Figure collection entries:
····················

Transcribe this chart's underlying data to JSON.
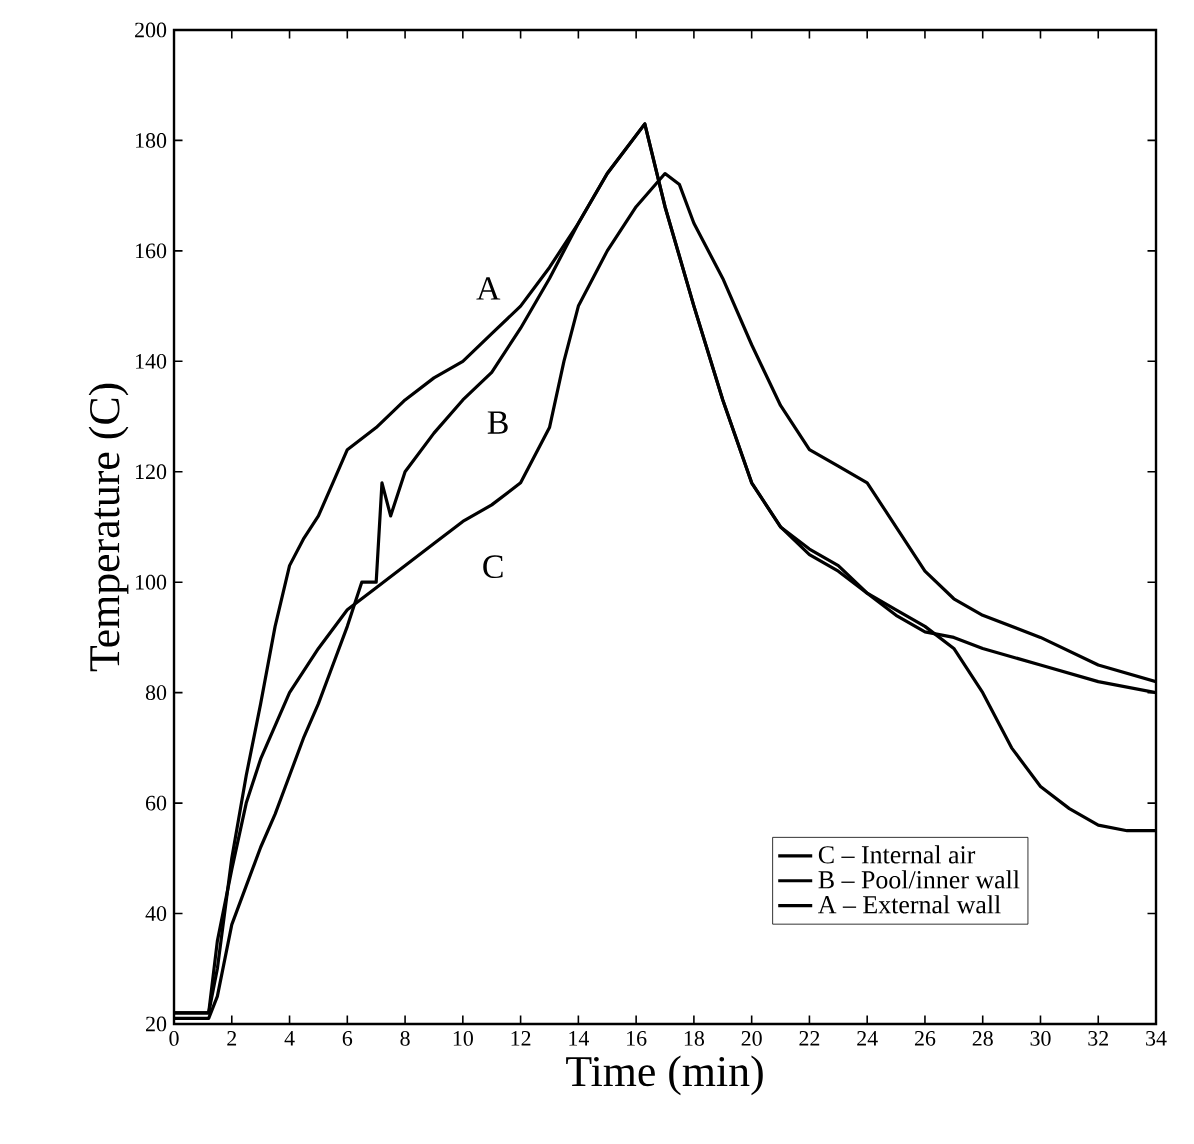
{
  "chart_data": {
    "type": "line",
    "xlabel": "Time (min)",
    "ylabel": "Temperature (C)",
    "xlim": [
      0,
      34
    ],
    "ylim": [
      20,
      200
    ],
    "xticks": [
      0,
      2,
      4,
      6,
      8,
      10,
      12,
      14,
      16,
      18,
      20,
      22,
      24,
      26,
      28,
      30,
      32,
      34
    ],
    "yticks": [
      20,
      40,
      60,
      80,
      100,
      120,
      140,
      160,
      180,
      200
    ],
    "grid": false,
    "legend": "bottom right",
    "marker": "none",
    "line_style": "solid",
    "series": [
      {
        "name": "C – Internal air",
        "color": "#000000",
        "x": [
          0,
          1.2,
          1.5,
          2,
          2.5,
          3,
          4,
          5,
          6,
          7,
          8,
          9,
          10,
          11,
          12,
          13,
          13.5,
          14,
          15,
          16,
          17,
          17.5,
          18,
          19,
          20,
          21,
          22,
          23,
          24,
          25,
          26,
          27,
          28,
          30,
          32,
          34
        ],
        "values": [
          22,
          22,
          35,
          48,
          60,
          68,
          80,
          88,
          95,
          99,
          103,
          107,
          111,
          114,
          118,
          128,
          140,
          150,
          160,
          168,
          174,
          172,
          165,
          155,
          143,
          132,
          124,
          121,
          118,
          110,
          102,
          97,
          94,
          90,
          85,
          82
        ]
      },
      {
        "name": "B – Pool/inner wall",
        "color": "#000000",
        "x": [
          0,
          1.2,
          1.5,
          2,
          2.5,
          3,
          3.5,
          4,
          4.5,
          5,
          5.5,
          6,
          6.5,
          7,
          7.2,
          7.5,
          8,
          9,
          10,
          11,
          12,
          13,
          14,
          15,
          16.3,
          17,
          18,
          19,
          20,
          21,
          22,
          23,
          24,
          25,
          26,
          27,
          28,
          29,
          30,
          31,
          32,
          33,
          34
        ],
        "values": [
          21,
          21,
          25,
          38,
          45,
          52,
          58,
          65,
          72,
          78,
          85,
          92,
          100,
          100,
          118,
          112,
          120,
          127,
          133,
          138,
          146,
          155,
          165,
          174,
          183,
          168,
          150,
          133,
          118,
          110,
          106,
          103,
          98,
          95,
          92,
          88,
          80,
          70,
          63,
          59,
          56,
          55,
          55
        ]
      },
      {
        "name": "A – External wall",
        "color": "#000000",
        "x": [
          0,
          1.2,
          1.5,
          2,
          2.5,
          3,
          3.5,
          4,
          4.5,
          5,
          5.5,
          6,
          7,
          8,
          9,
          10,
          11,
          12,
          13,
          14,
          15,
          16.3,
          17,
          18,
          19,
          20,
          21,
          22,
          23,
          24,
          25,
          26,
          27,
          28,
          30,
          32,
          34
        ],
        "values": [
          22,
          22,
          30,
          50,
          65,
          78,
          92,
          103,
          108,
          112,
          118,
          124,
          128,
          133,
          137,
          140,
          145,
          150,
          157,
          165,
          174,
          183,
          168,
          150,
          133,
          118,
          110,
          105,
          102,
          98,
          94,
          91,
          90,
          88,
          85,
          82,
          80
        ]
      }
    ],
    "annotations": [
      "A",
      "B",
      "C"
    ]
  }
}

····················

The task: Every line above that contains the word "name" should be reported.

Solved problem:
        "name": "C – Internal air",
        "name": "B – Pool/inner wall",
        "name": "A – External wall",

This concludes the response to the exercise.